--- Start of Supplied data ---
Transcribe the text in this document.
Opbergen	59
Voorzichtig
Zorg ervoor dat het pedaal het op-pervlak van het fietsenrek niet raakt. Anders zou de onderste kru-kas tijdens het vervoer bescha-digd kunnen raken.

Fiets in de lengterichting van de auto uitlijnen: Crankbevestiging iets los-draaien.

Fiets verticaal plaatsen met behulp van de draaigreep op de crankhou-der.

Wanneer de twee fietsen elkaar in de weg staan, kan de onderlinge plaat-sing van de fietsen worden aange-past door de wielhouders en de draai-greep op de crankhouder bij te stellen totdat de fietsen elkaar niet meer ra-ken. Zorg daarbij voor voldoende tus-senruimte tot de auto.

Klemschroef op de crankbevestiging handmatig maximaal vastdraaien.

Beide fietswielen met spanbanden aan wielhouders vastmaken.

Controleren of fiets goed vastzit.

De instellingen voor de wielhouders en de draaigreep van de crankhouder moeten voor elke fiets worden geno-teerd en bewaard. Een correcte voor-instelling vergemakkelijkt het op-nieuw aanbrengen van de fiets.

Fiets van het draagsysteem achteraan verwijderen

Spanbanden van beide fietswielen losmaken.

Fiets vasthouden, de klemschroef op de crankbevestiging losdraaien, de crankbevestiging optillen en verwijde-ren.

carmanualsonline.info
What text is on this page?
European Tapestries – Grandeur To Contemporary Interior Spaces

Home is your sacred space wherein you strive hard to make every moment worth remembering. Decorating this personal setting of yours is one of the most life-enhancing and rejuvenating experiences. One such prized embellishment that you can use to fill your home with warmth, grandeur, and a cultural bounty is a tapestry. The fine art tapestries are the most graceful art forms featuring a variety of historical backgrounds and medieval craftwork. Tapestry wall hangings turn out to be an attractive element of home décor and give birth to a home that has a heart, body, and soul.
--- End of Supplied data ---
▶ Work to do: Transcribe all of the material exactly. Omit nothing.

▶ Solution to the problem:
Transcribe the text in this document.
Opbergen	59
Voorzichtig
Zorg ervoor dat het pedaal het op-pervlak van het fietsenrek niet raakt. Anders zou de onderste kru-kas tijdens het vervoer bescha-digd kunnen raken.

Fiets in de lengterichting van de auto uitlijnen: Crankbevestiging iets los-draaien.

Fiets verticaal plaatsen met behulp van de draaigreep op de crankhou-der.

Wanneer de twee fietsen elkaar in de weg staan, kan de onderlinge plaat-sing van de fietsen worden aange-past door de wielhouders en de draai-greep op de crankhouder bij te stellen totdat de fietsen elkaar niet meer ra-ken. Zorg daarbij voor voldoende tus-senruimte tot de auto.

Klemschroef op de crankbevestiging handmatig maximaal vastdraaien.

Beide fietswielen met spanbanden aan wielhouders vastmaken.

Controleren of fiets goed vastzit.

De instellingen voor de wielhouders en de draaigreep van de crankhouder moeten voor elke fiets worden geno-teerd en bewaard. Een correcte voor-instelling vergemakkelijkt het op-nieuw aanbrengen van de fiets.

Fiets van het draagsysteem achteraan verwijderen

Spanbanden van beide fietswielen losmaken.

Fiets vasthouden, de klemschroef op de crankbevestiging losdraaien, de crankbevestiging optillen en verwijde-ren.

carmanualsonline.info
What text is on this page?
European Tapestries – Grandeur To Contemporary Interior Spaces

Home is your sacred space wherein you strive hard to make every moment worth remembering. Decorating this personal setting of yours is one of the most life-enhancing and rejuvenating experiences. One such prized embellishment that you can use to fill your home with warmth, grandeur, and a cultural bounty is a tapestry. The fine art tapestries are the most graceful art forms featuring a variety of historical backgrounds and medieval craftwork. Tapestry wall hangings turn out to be an attractive element of home décor and give birth to a home that has a heart, body, and soul.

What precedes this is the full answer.